Given exercise:
Give the number of lines holding the string "JSON", and nothing else.

════════════════

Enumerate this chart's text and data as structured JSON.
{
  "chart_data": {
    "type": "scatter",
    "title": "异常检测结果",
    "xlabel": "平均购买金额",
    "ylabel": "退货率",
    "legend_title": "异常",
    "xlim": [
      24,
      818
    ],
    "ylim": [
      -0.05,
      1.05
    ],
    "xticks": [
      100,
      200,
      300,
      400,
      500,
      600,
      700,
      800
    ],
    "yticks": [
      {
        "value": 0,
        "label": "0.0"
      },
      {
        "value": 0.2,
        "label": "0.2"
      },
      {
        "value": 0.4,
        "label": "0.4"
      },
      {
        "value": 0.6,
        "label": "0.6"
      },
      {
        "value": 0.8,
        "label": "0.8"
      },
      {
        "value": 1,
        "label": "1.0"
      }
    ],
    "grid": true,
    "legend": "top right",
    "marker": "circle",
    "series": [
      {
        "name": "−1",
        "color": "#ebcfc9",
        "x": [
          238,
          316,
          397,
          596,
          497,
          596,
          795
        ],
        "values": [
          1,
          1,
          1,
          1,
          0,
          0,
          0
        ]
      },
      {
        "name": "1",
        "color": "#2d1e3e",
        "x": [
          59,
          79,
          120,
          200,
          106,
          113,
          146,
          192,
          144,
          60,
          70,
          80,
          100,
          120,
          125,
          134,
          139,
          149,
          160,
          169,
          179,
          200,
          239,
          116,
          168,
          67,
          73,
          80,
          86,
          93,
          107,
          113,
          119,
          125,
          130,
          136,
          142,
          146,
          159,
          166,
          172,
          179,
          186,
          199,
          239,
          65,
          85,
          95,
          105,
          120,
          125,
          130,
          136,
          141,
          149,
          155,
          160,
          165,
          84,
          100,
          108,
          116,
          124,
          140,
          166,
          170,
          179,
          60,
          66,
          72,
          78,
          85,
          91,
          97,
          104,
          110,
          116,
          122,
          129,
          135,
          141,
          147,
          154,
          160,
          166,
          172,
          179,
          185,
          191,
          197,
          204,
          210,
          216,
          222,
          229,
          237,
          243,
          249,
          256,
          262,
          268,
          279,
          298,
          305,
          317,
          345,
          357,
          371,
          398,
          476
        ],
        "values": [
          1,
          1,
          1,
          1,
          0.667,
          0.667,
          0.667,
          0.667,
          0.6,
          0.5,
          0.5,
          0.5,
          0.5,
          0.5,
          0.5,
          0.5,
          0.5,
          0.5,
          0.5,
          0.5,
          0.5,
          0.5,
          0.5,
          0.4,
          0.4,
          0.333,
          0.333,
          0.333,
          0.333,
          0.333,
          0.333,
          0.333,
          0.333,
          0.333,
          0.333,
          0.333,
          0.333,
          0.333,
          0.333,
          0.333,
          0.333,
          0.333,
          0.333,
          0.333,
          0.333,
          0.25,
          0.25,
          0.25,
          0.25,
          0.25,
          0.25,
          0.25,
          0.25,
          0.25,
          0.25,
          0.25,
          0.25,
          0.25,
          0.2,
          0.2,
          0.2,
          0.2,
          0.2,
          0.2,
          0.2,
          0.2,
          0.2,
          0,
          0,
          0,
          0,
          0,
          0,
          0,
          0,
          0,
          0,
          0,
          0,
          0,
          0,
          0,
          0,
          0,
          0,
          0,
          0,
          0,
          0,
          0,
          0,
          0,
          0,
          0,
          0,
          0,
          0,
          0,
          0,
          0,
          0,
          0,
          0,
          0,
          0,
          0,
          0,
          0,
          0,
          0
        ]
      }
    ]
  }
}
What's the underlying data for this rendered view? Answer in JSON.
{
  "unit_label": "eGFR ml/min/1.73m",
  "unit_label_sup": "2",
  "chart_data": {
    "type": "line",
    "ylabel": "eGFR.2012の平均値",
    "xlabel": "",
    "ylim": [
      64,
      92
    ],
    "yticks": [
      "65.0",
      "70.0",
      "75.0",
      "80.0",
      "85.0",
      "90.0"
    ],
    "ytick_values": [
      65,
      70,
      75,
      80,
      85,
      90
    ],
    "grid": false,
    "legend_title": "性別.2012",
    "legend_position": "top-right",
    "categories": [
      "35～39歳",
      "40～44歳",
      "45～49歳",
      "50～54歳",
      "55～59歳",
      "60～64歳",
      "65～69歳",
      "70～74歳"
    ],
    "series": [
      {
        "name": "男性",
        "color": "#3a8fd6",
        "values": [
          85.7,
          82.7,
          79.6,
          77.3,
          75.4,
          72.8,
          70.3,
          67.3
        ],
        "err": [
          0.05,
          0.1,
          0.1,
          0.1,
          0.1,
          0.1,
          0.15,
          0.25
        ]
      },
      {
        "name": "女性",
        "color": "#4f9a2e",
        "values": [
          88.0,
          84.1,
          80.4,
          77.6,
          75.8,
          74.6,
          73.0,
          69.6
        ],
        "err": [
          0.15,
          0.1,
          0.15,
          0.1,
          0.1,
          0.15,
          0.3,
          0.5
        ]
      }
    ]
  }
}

════════════════

Full answer:
2